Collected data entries
=== Section Start ===

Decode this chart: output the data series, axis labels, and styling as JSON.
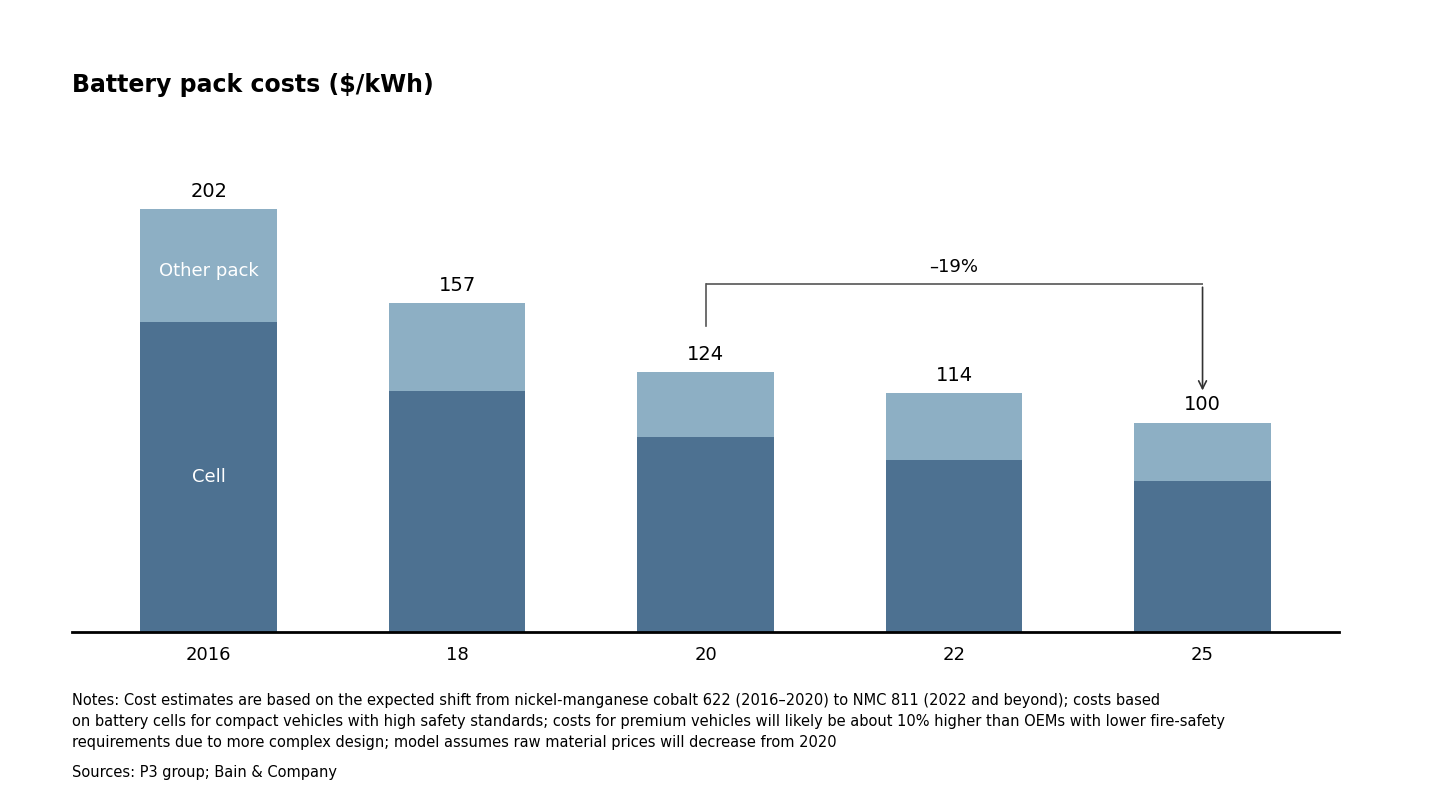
{
  "title": "Battery pack costs ($/kWh)",
  "categories": [
    "2016",
    "18",
    "20",
    "22",
    "25"
  ],
  "cell_values": [
    148,
    115,
    93,
    82,
    72
  ],
  "other_pack_values": [
    54,
    42,
    31,
    32,
    28
  ],
  "total_values": [
    202,
    157,
    124,
    114,
    100
  ],
  "cell_color": "#4d7191",
  "other_pack_color": "#8dafc4",
  "cell_label": "Cell",
  "other_pack_label": "Other pack",
  "bar_width": 0.55,
  "ylim": [
    0,
    240
  ],
  "annotation_text": "–19%",
  "annotation_from_bar": 2,
  "annotation_to_bar": 4,
  "notes_text": "Notes: Cost estimates are based on the expected shift from nickel-manganese cobalt 622 (2016–2020) to NMC 811 (2022 and beyond); costs based\non battery cells for compact vehicles with high safety standards; costs for premium vehicles will likely be about 10% higher than OEMs with lower fire-safety\nrequirements due to more complex design; model assumes raw material prices will decrease from 2020",
  "sources_text": "Sources: P3 group; Bain & Company",
  "background_color": "#ffffff",
  "title_fontsize": 17,
  "label_fontsize": 13,
  "tick_fontsize": 13,
  "note_fontsize": 10.5,
  "value_fontsize": 14
}
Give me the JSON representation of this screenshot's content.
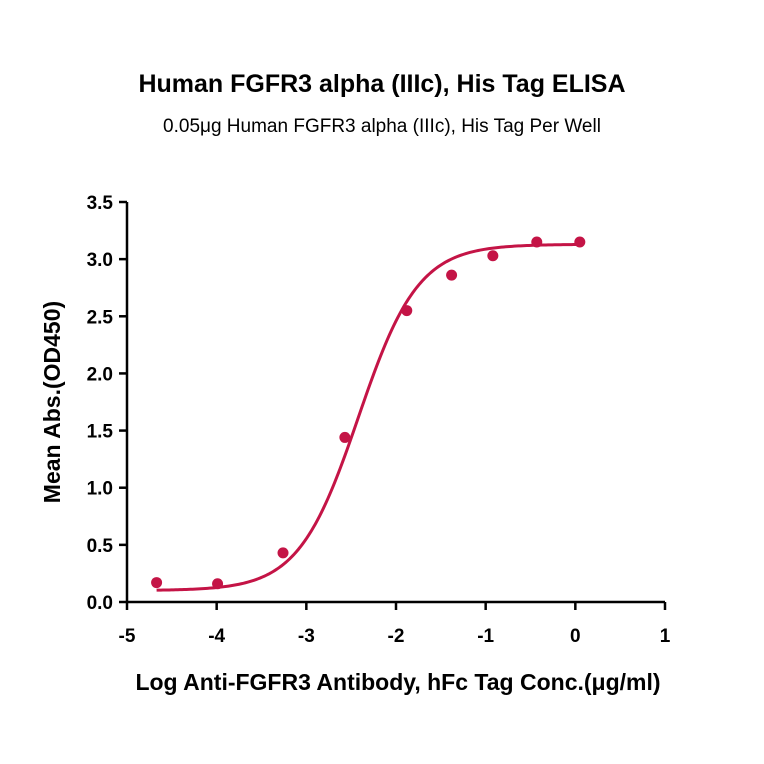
{
  "chart_data": {
    "type": "scatter",
    "title": "Human FGFR3 alpha (IIIc), His Tag ELISA",
    "subtitle": "0.05μg Human FGFR3 alpha (IIIc), His Tag Per Well",
    "xlabel": "Log  Anti-FGFR3 Antibody, hFc Tag Conc.(μg/ml)",
    "ylabel": "Mean Abs.(OD450)",
    "xlim": [
      -5,
      1
    ],
    "ylim": [
      0,
      3.5
    ],
    "xticks": [
      -5,
      -4,
      -3,
      -2,
      -1,
      0,
      1
    ],
    "xtick_labels": [
      "-5",
      "-4",
      "-3",
      "-2",
      "-1",
      "0",
      "1"
    ],
    "yticks": [
      0,
      0.5,
      1,
      1.5,
      2,
      2.5,
      3,
      3.5
    ],
    "ytick_labels": [
      "0.0",
      "0.5",
      "1.0",
      "1.5",
      "2.0",
      "2.5",
      "3.0",
      "3.5"
    ],
    "series": [
      {
        "x": [
          -4.67,
          -3.99,
          -3.26,
          -2.57,
          -1.88,
          -1.38,
          -0.92,
          -0.43,
          0.05
        ],
        "y": [
          0.17,
          0.16,
          0.43,
          1.44,
          2.55,
          2.86,
          3.03,
          3.15,
          3.15
        ],
        "color": "#c41446"
      }
    ],
    "grid": false,
    "legend": "none"
  }
}
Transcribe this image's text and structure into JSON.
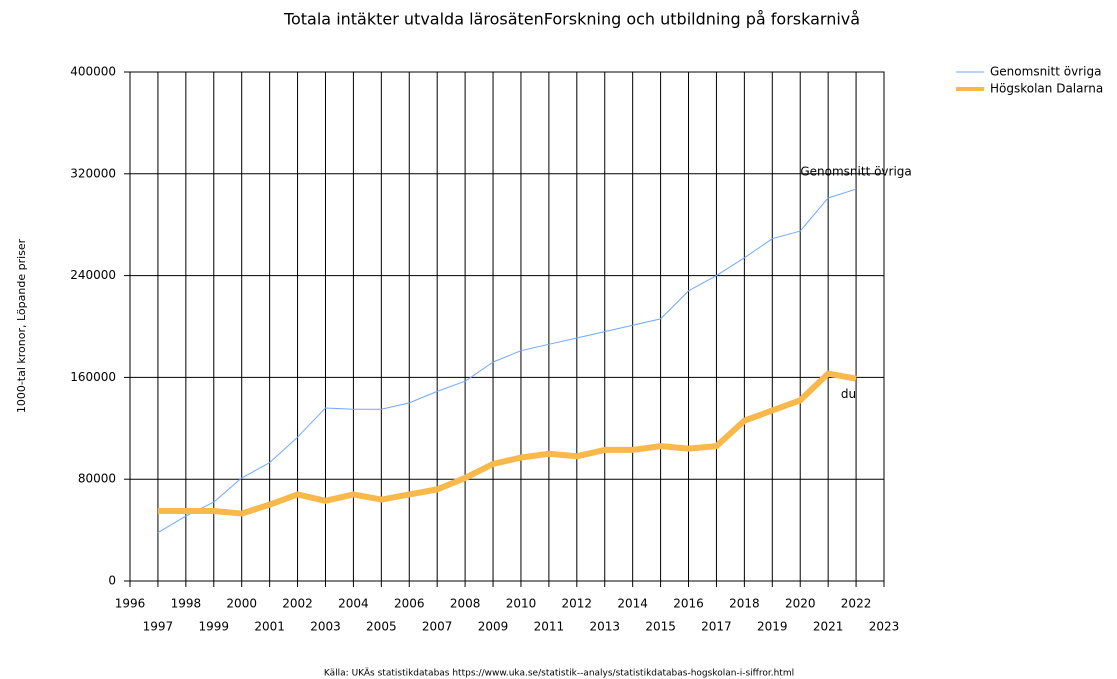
{
  "chart_data": {
    "type": "line",
    "title": "Totala intäkter utvalda lärosätenForskning och utbildning på forskarnivå",
    "y_label": "1000-tal kronor, Löpande priser",
    "source": "Källa: UKÄs statistikdatabas https://www.uka.se/statistik--analys/statistikdatabas-hogskolan-i-siffror.html",
    "x": [
      1997,
      1998,
      1999,
      2000,
      2001,
      2002,
      2003,
      2004,
      2005,
      2006,
      2007,
      2008,
      2009,
      2010,
      2011,
      2012,
      2013,
      2014,
      2015,
      2016,
      2017,
      2018,
      2019,
      2020,
      2021,
      2022
    ],
    "series": [
      {
        "name": "Genomsnitt övriga",
        "color": "#6fa8ff",
        "width": 1,
        "annotation": "Genomsnitt övriga",
        "values": [
          38000,
          51000,
          62000,
          81000,
          93000,
          113000,
          136000,
          135000,
          135000,
          140000,
          149000,
          157000,
          172000,
          181000,
          186000,
          191000,
          196000,
          201000,
          206000,
          228000,
          240000,
          254000,
          269000,
          275000,
          301000,
          308000
        ]
      },
      {
        "name": "Högskolan Dalarna",
        "color": "#f9b84a",
        "width": 6,
        "annotation": "du",
        "values": [
          55000,
          55000,
          55000,
          53000,
          60000,
          68000,
          63000,
          68000,
          64000,
          68000,
          72000,
          81000,
          92000,
          97000,
          100000,
          98000,
          103000,
          103000,
          106000,
          104000,
          106000,
          126000,
          134000,
          142000,
          163000,
          159000
        ]
      }
    ],
    "xlim": [
      1996,
      2023
    ],
    "xticks": [
      1996,
      1997,
      1998,
      1999,
      2000,
      2001,
      2002,
      2003,
      2004,
      2005,
      2006,
      2007,
      2008,
      2009,
      2010,
      2011,
      2012,
      2013,
      2014,
      2015,
      2016,
      2017,
      2018,
      2019,
      2020,
      2021,
      2022,
      2023
    ],
    "ylim": [
      0,
      400000
    ],
    "yticks": [
      0,
      80000,
      160000,
      240000,
      320000,
      400000
    ],
    "grid": true,
    "legend": "top-right"
  }
}
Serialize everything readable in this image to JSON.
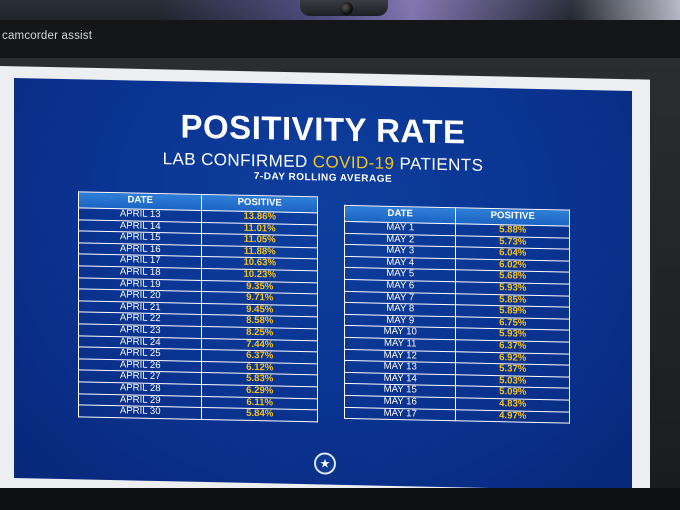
{
  "window": {
    "title": "camcorder assist"
  },
  "slide": {
    "title": "POSITIVITY RATE",
    "subtitle_prefix": "LAB CONFIRMED ",
    "subtitle_accent": "COVID-19",
    "subtitle_suffix": " PATIENTS",
    "subtitle2": "7-DAY ROLLING AVERAGE",
    "accent_color": "#f6c21c",
    "seal_icon": "texas-seal-icon",
    "april_table": {
      "headers": [
        "DATE",
        "POSITIVE"
      ],
      "rows": [
        [
          "APRIL 13",
          "13.86%"
        ],
        [
          "APRIL 14",
          "11.01%"
        ],
        [
          "APRIL 15",
          "11.05%"
        ],
        [
          "APRIL 16",
          "11.88%"
        ],
        [
          "APRIL 17",
          "10.63%"
        ],
        [
          "APRIL 18",
          "10.23%"
        ],
        [
          "APRIL 19",
          "9.35%"
        ],
        [
          "APRIL 20",
          "9.71%"
        ],
        [
          "APRIL 21",
          "9.45%"
        ],
        [
          "APRIL 22",
          "8.58%"
        ],
        [
          "APRIL 23",
          "8.25%"
        ],
        [
          "APRIL 24",
          "7.44%"
        ],
        [
          "APRIL 25",
          "6.37%"
        ],
        [
          "APRIL 26",
          "6.12%"
        ],
        [
          "APRIL 27",
          "5.83%"
        ],
        [
          "APRIL 28",
          "6.29%"
        ],
        [
          "APRIL 29",
          "6.11%"
        ],
        [
          "APRIL 30",
          "5.84%"
        ]
      ]
    },
    "may_table": {
      "headers": [
        "DATE",
        "POSITIVE"
      ],
      "rows": [
        [
          "MAY 1",
          "5.88%"
        ],
        [
          "MAY 2",
          "5.73%"
        ],
        [
          "MAY 3",
          "6.04%"
        ],
        [
          "MAY 4",
          "6.02%"
        ],
        [
          "MAY 5",
          "5.68%"
        ],
        [
          "MAY 6",
          "5.93%"
        ],
        [
          "MAY 7",
          "5.85%"
        ],
        [
          "MAY 8",
          "5.89%"
        ],
        [
          "MAY 9",
          "6.75%"
        ],
        [
          "MAY 10",
          "5.93%"
        ],
        [
          "MAY 11",
          "6.37%"
        ],
        [
          "MAY 12",
          "6.92%"
        ],
        [
          "MAY 13",
          "5.37%"
        ],
        [
          "MAY 14",
          "5.03%"
        ],
        [
          "MAY 15",
          "5.09%"
        ],
        [
          "MAY 16",
          "4.83%"
        ],
        [
          "MAY 17",
          "4.97%"
        ]
      ]
    }
  }
}
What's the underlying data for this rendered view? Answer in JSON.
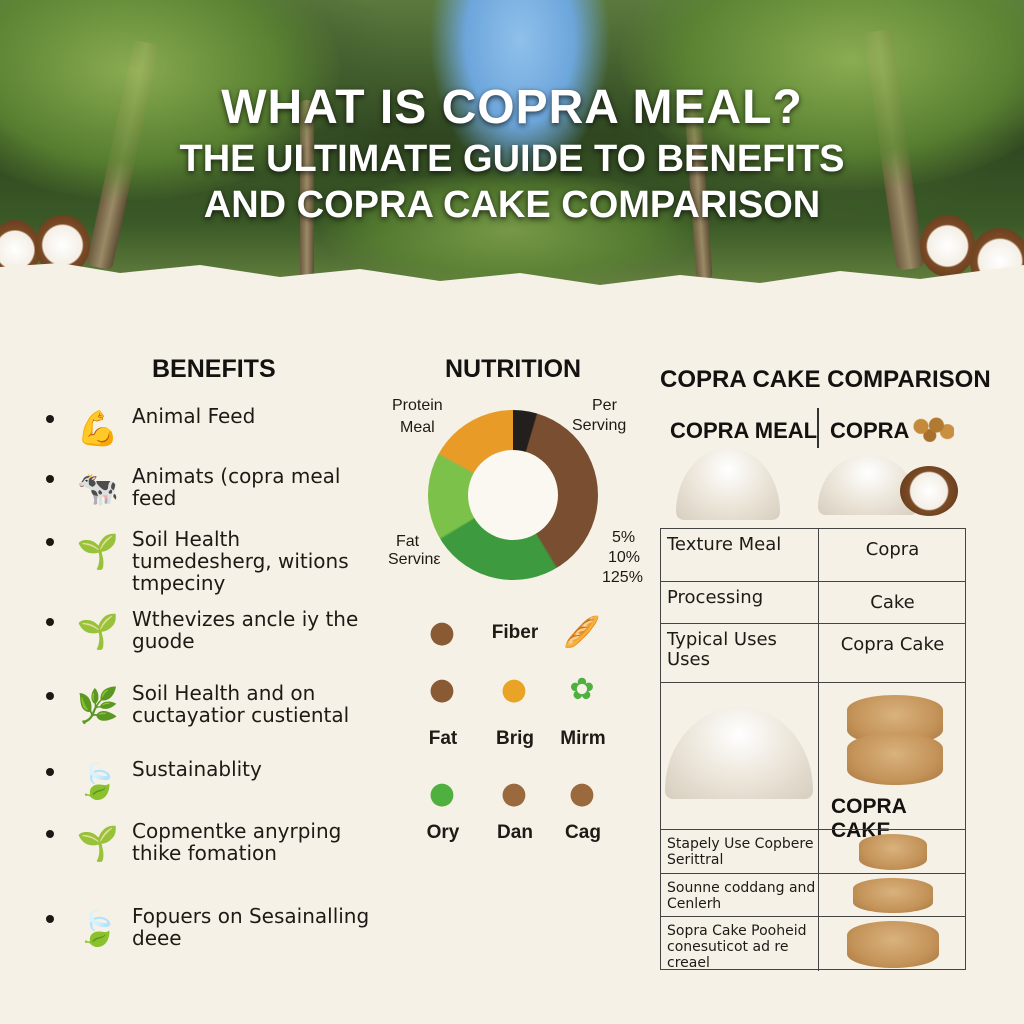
{
  "header": {
    "line1": "WHAT IS COPRA MEAL?",
    "line2": "THE ULTIMATE GUIDE TO BENEFITS",
    "line3": "AND COPRA CAKE COMPARISON"
  },
  "benefits": {
    "title": "BENEFITS",
    "items": [
      {
        "icon": "muscle-arm-icon",
        "text": "Animal Feed"
      },
      {
        "icon": "cow-icon",
        "text": "Animats (copra meal feed"
      },
      {
        "icon": "sprout-icon",
        "text": "Soil Health tumedesherg, witions tmpeciny"
      },
      {
        "icon": "sprout-icon",
        "text": "Wthevizes ancle iy the guode"
      },
      {
        "icon": "root-icon",
        "text": "Soil Health and on cuctayatior custiental"
      },
      {
        "icon": "leaves-icon",
        "text": "Sustainablity"
      },
      {
        "icon": "seedling-icon",
        "text": "Copmentke anyrping thike fomation"
      },
      {
        "icon": "leaf-icon",
        "text": "Fopuers on Sesainalling deee"
      }
    ]
  },
  "nutrition": {
    "title": "NUTRITION",
    "donut_colors": [
      "#231f1c",
      "#7a4e30",
      "#3d9a3e",
      "#7cc14a",
      "#e99b27"
    ],
    "labels": {
      "protein": "Protein",
      "meal": "Meal",
      "per": "Per",
      "serving": "Serving",
      "fat": "Fat",
      "fat_serving": "Servinε",
      "p1": "5%",
      "p2": "10%",
      "p3": "125%"
    },
    "icons": [
      {
        "icon": "nuts-icon",
        "label": ""
      },
      {
        "icon": "",
        "label": "Fiber"
      },
      {
        "icon": "bread-icon",
        "label": ""
      },
      {
        "icon": "beans-icon",
        "label": "Fat"
      },
      {
        "icon": "seeds-icon",
        "label": "Brig"
      },
      {
        "icon": "broccoli-icon",
        "label": "Mirm"
      },
      {
        "icon": "cabbage-icon",
        "label": "Ory"
      },
      {
        "icon": "onion-icon",
        "label": "Dan"
      },
      {
        "icon": "drumstick-icon",
        "label": "Cag"
      }
    ]
  },
  "comparison": {
    "title": "COPRA CAKE COMPARISON",
    "col1": "COPRA MEAL",
    "col2": "COPRA",
    "rows": [
      {
        "c1": "Texture Meal",
        "c2": "Copra"
      },
      {
        "c1": "Processing",
        "c2": "Cake"
      },
      {
        "c1": "Typical Uses Uses",
        "c2": "Copra Cake"
      }
    ],
    "image_label": "COPRA CAKE",
    "small_rows": [
      "Stapely Use Copbere Serittral",
      "Sounne coddang and Cenlerh",
      "Sopra Cake Pooheid conesuticot ad re creael"
    ]
  }
}
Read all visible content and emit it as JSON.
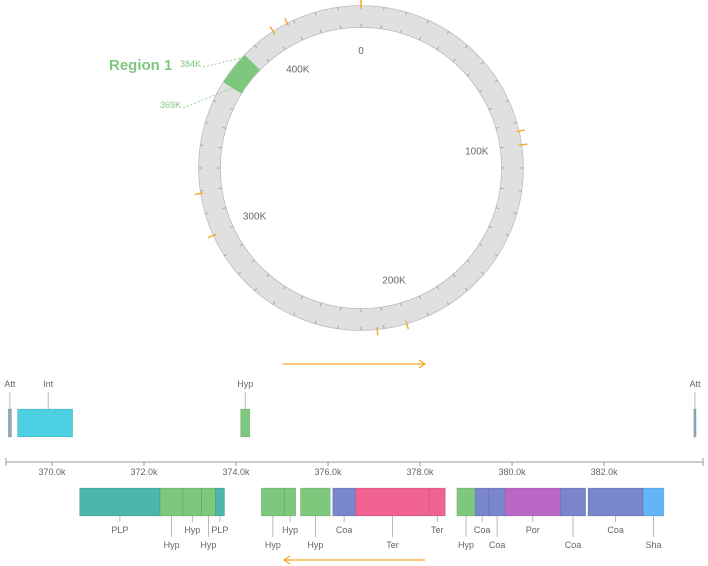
{
  "circular_map": {
    "ring_color": "#e0e0e0",
    "ring_stroke": "#bbbbbb",
    "tick_color": "#999999",
    "orange_tick_color": "#f5a623",
    "total_k": 440,
    "labels": [
      {
        "text": "0",
        "k": 0
      },
      {
        "text": "100K",
        "k": 100
      },
      {
        "text": "200K",
        "k": 200
      },
      {
        "text": "300K",
        "k": 300
      },
      {
        "text": "400K",
        "k": 400
      }
    ],
    "orange_ticks_k": [
      0,
      100,
      200,
      300,
      400,
      94,
      213,
      319,
      407
    ],
    "region": {
      "title": "Region 1",
      "color": "#7ec87e",
      "start_label": "369K",
      "end_label": "384K",
      "start_k": 369,
      "end_k": 384
    }
  },
  "strand_arrow_color": "#f5a623",
  "top_track": {
    "genes": [
      {
        "label": "Att",
        "start": 369.05,
        "end": 369.12,
        "color": "#8fa9b6"
      },
      {
        "label": "",
        "start": 369.25,
        "end": 370.45,
        "color": "#4dd0e1"
      },
      {
        "label": "Int",
        "start": 369.9,
        "end": 369.9,
        "color": "none"
      },
      {
        "label": "Hyp",
        "start": 374.1,
        "end": 374.3,
        "color": "#7ec87e"
      },
      {
        "label": "Att",
        "start": 383.95,
        "end": 384.0,
        "color": "#8fa9b6"
      }
    ]
  },
  "axis": {
    "domain": [
      369.0,
      384.15
    ],
    "ticks": [
      {
        "label": "370.0k",
        "v": 370.0
      },
      {
        "label": "372.0k",
        "v": 372.0
      },
      {
        "label": "374.0k",
        "v": 374.0
      },
      {
        "label": "376.0k",
        "v": 376.0
      },
      {
        "label": "378.0k",
        "v": 378.0
      },
      {
        "label": "380.0k",
        "v": 380.0
      },
      {
        "label": "382.0k",
        "v": 382.0
      }
    ]
  },
  "bottom_track": {
    "genes": [
      {
        "label": "PLP",
        "start": 370.6,
        "end": 372.35,
        "color": "#4db6ac",
        "row": 0
      },
      {
        "label": "Hyp",
        "start": 372.35,
        "end": 372.85,
        "color": "#7ec87e",
        "row": 1
      },
      {
        "label": "Hyp",
        "start": 372.85,
        "end": 373.25,
        "color": "#7ec87e",
        "row": 0
      },
      {
        "label": "Hyp",
        "start": 373.25,
        "end": 373.55,
        "color": "#7ec87e",
        "row": 1
      },
      {
        "label": "PLP",
        "start": 373.55,
        "end": 373.75,
        "color": "#4db6ac",
        "row": 0
      },
      {
        "label": "Hyp",
        "start": 374.55,
        "end": 375.05,
        "color": "#7ec87e",
        "row": 1
      },
      {
        "label": "Hyp",
        "start": 375.05,
        "end": 375.3,
        "color": "#7ec87e",
        "row": 0
      },
      {
        "label": "Hyp",
        "start": 375.4,
        "end": 376.05,
        "color": "#7ec87e",
        "row": 1
      },
      {
        "label": "Coa",
        "start": 376.1,
        "end": 376.6,
        "color": "#7986cb",
        "row": 0
      },
      {
        "label": "Ter",
        "start": 376.6,
        "end": 378.2,
        "color": "#f06292",
        "row": 1
      },
      {
        "label": "Ter",
        "start": 378.2,
        "end": 378.55,
        "color": "#f06292",
        "row": 0
      },
      {
        "label": "Hyp",
        "start": 378.8,
        "end": 379.2,
        "color": "#7ec87e",
        "row": 1
      },
      {
        "label": "Coa",
        "start": 379.2,
        "end": 379.5,
        "color": "#7986cb",
        "row": 0
      },
      {
        "label": "Coa",
        "start": 379.5,
        "end": 379.85,
        "color": "#7986cb",
        "row": 1
      },
      {
        "label": "Por",
        "start": 379.85,
        "end": 381.05,
        "color": "#ba68c8",
        "row": 0
      },
      {
        "label": "Coa",
        "start": 381.05,
        "end": 381.6,
        "color": "#7986cb",
        "row": 1
      },
      {
        "label": "Coa",
        "start": 381.65,
        "end": 382.85,
        "color": "#7986cb",
        "row": 0
      },
      {
        "label": "Sha",
        "start": 382.85,
        "end": 383.3,
        "color": "#64b5f6",
        "row": 1
      }
    ]
  }
}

=== Section End ===

## EXERCISE INSTRUCTIONS
Lines holding the word "content" in the entries above are the ones to pull out. Copy them all.

## TASK ANSWER
Give me the JSON representation of this screenshot's content.
Read all visible content and emit it as JSON.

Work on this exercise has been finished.